▶ **DIRECTIONS FOR THIS TASK**: Set each record down exactly, excluding all images.

▶ **MATERIAL FOR THIS TASK**:

Begin

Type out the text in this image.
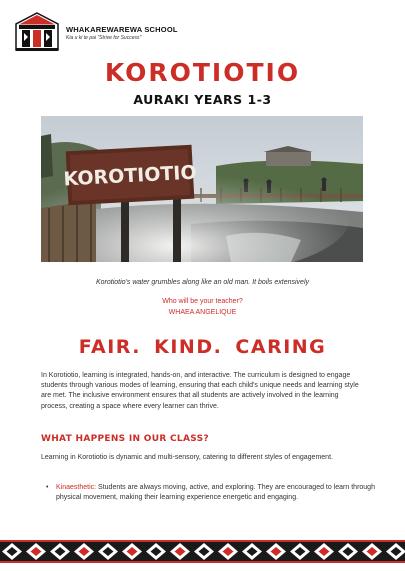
WHAKAREWAREWA SCHOOL
Kia u ki te pai "Strive for Success"
KOROTIOTIO
AURAKI YEARS 1-3
KOROTIOTIO
Korotiotio's water grumbles along like an old man. It boils extensively
Who will be your teacher?
WHAEA ANGELIQUE
FAIR. KIND. CARING
In Korotiotio, learning is integrated, hands-on, and interactive. The curriculum is designed to engage students through various modes of learning, ensuring that each child's unique needs and learning style are met. The inclusive environment ensures that all students are actively involved in the learning process, creating a space where every learner can thrive.
WHAT HAPPENS IN OUR CLASS?
Learning in Korotiotio is dynamic and multi-sensory, catering to different styles of engagement.
• Kinaesthetic: Students are always moving, active, and exploring. They are encouraged to learn through physical movement, making their learning experience energetic and engaging.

End

▶ **REPLY**:
Type out the text in this image.
WHAKAREWAREWA SCHOOL
Kia u ki te pai "Strive for Success"
KOROTIOTIO
AURAKI YEARS 1-3
KOROTIOTIO
Korotiotio's water grumbles along like an old man. It boils extensively
Who will be your teacher?
WHAEA ANGELIQUE
FAIR. KIND. CARING
In Korotiotio, learning is integrated, hands-on, and interactive. The curriculum is designed to engage students through various modes of learning, ensuring that each child's unique needs and learning style are met. The inclusive environment ensures that all students are actively involved in the learning process, creating a space where every learner can thrive.
WHAT HAPPENS IN OUR CLASS?
Learning in Korotiotio is dynamic and multi-sensory, catering to different styles of engagement.
• Kinaesthetic: Students are always moving, active, and exploring. They are encouraged to learn through physical movement, making their learning experience energetic and engaging.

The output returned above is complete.